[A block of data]
|---|

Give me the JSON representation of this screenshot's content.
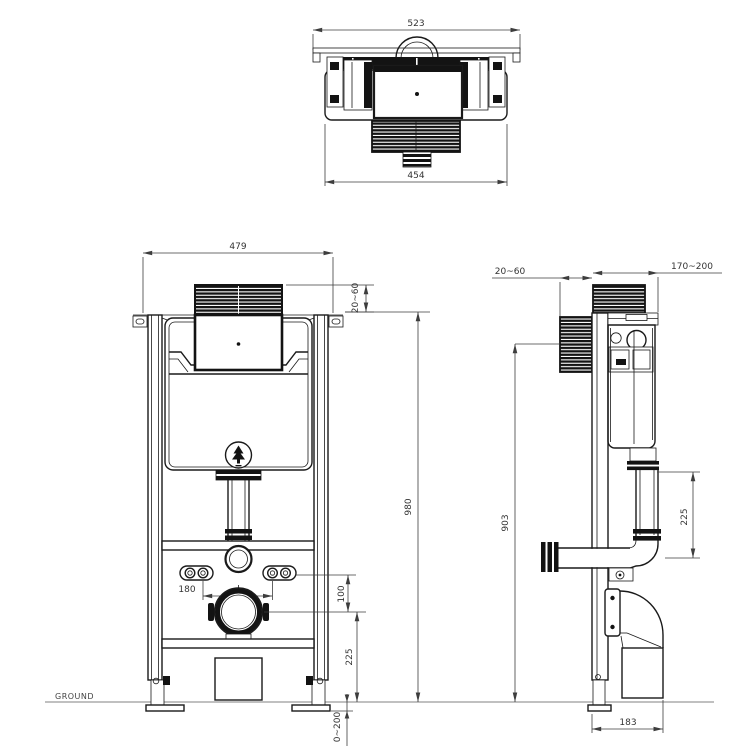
{
  "drawing": {
    "ground_label": "GROUND",
    "colors": {
      "line": "#1a1a1a",
      "dimension": "#3d3d3d",
      "ground_line": "#9a9a9a",
      "background": "#ffffff",
      "hatch_fill": "#131313"
    },
    "top_view": {
      "overall_width": "523",
      "body_width": "454"
    },
    "front_view": {
      "frame_width": "479",
      "cover_protrusion": "20~60",
      "frame_height": "980",
      "pan_bolt_spacing": "180",
      "bolt_to_outlet": "100",
      "outlet_center_height": "225",
      "leg_adjustment": "0~200"
    },
    "side_view": {
      "cover_protrusion": "20~60",
      "frame_depth": "170~200",
      "flush_plate_center_height": "903",
      "tank_to_flush_bend": "225",
      "outlet_bend_depth": "183"
    }
  }
}
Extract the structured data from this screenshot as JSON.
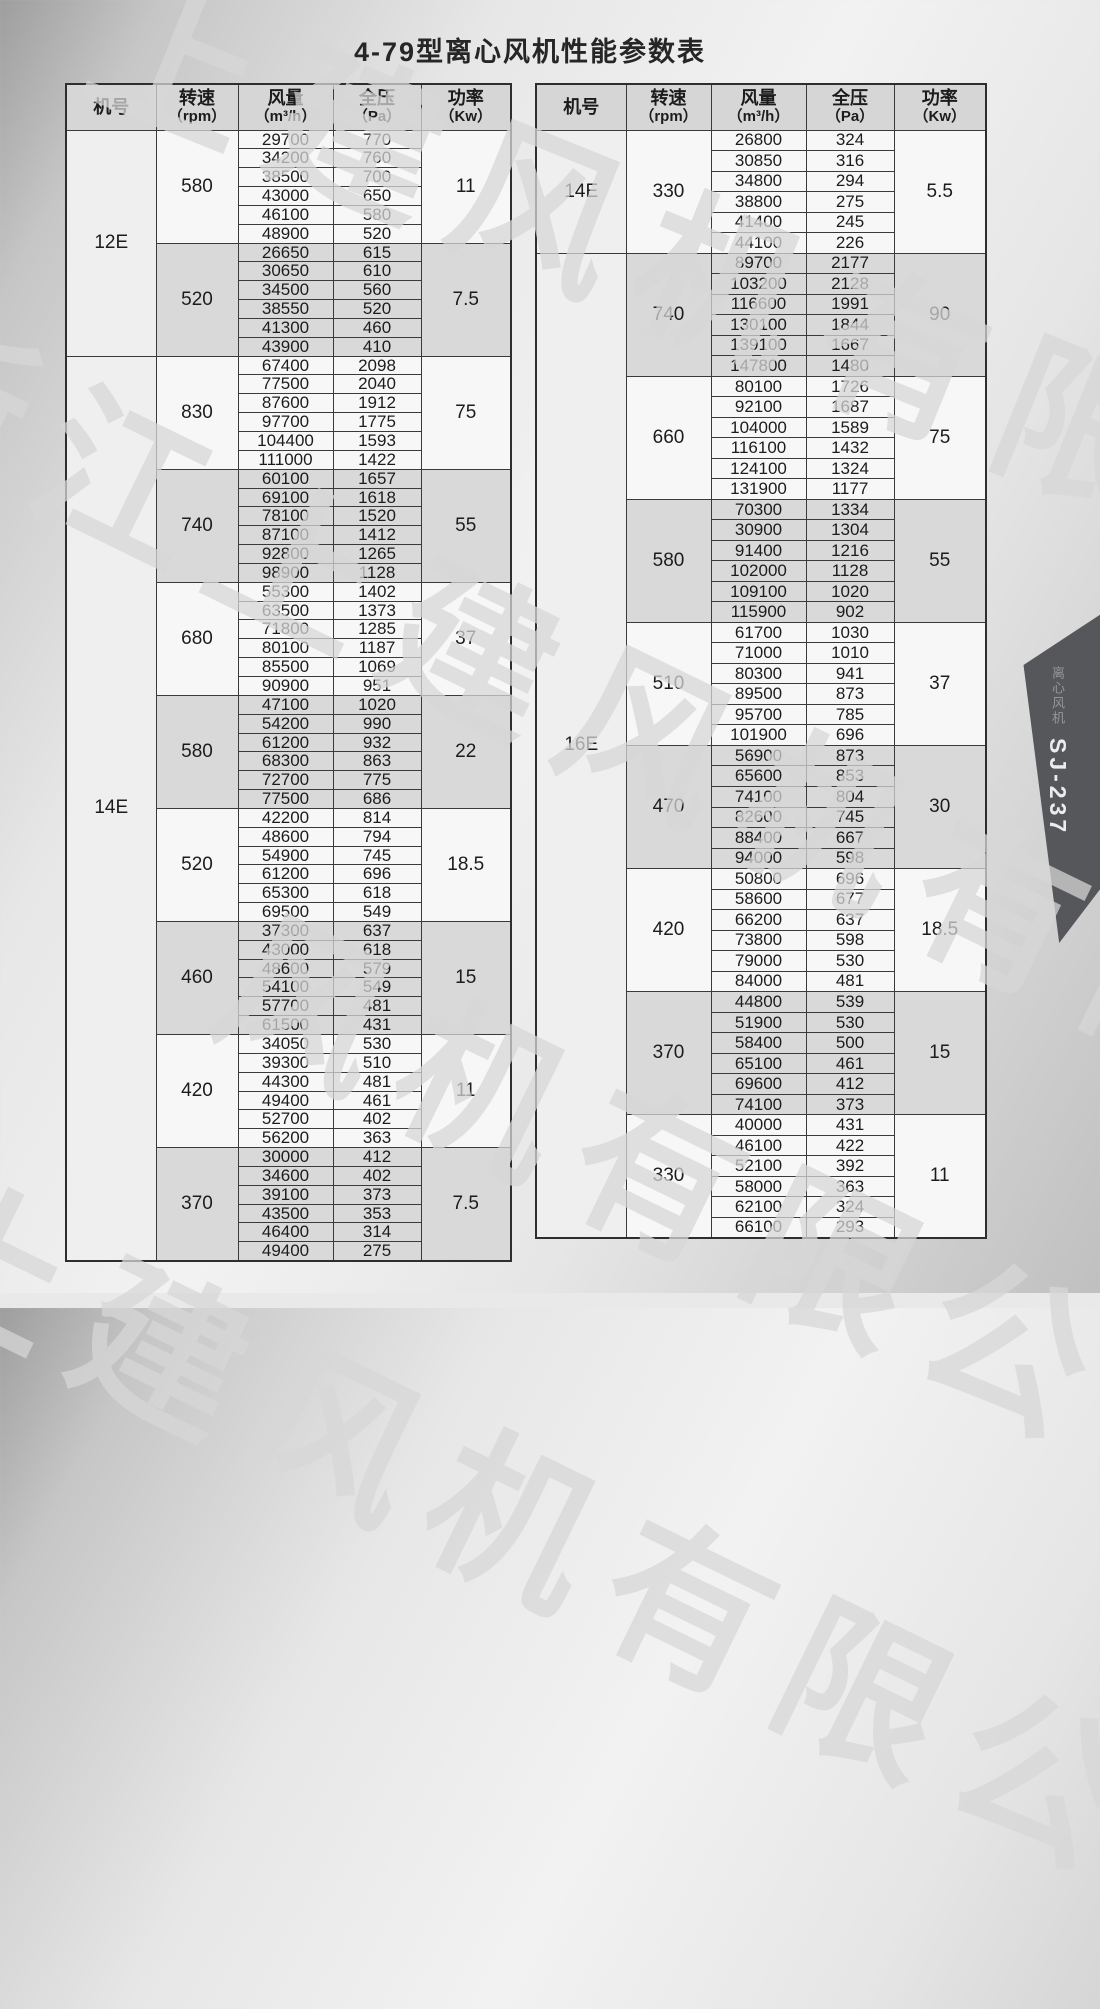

|---|

▶ **Problem details**:
All of the material above needs to be restated exactly, with no pictures.

▶ **Result of the task**:
Give me the JSON representation of this screenshot's content.
{
  "drawing": {
    "ground_label": "GROUND",
    "colors": {
      "line": "#1a1a1a",
      "dimension": "#3d3d3d",
      "ground_line": "#9a9a9a",
      "background": "#ffffff",
      "hatch_fill": "#131313"
    },
    "top_view": {
      "overall_width": "523",
      "body_width": "454"
    },
    "front_view": {
      "frame_width": "479",
      "cover_protrusion": "20~60",
      "frame_height": "980",
      "pan_bolt_spacing": "180",
      "bolt_to_outlet": "100",
      "outlet_center_height": "225",
      "leg_adjustment": "0~200"
    },
    "side_view": {
      "cover_protrusion": "20~60",
      "frame_depth": "170~200",
      "flush_plate_center_height": "903",
      "tank_to_flush_bend": "225",
      "outlet_bend_depth": "183"
    }
  }
}
Extract the structured data from this screenshot as JSON.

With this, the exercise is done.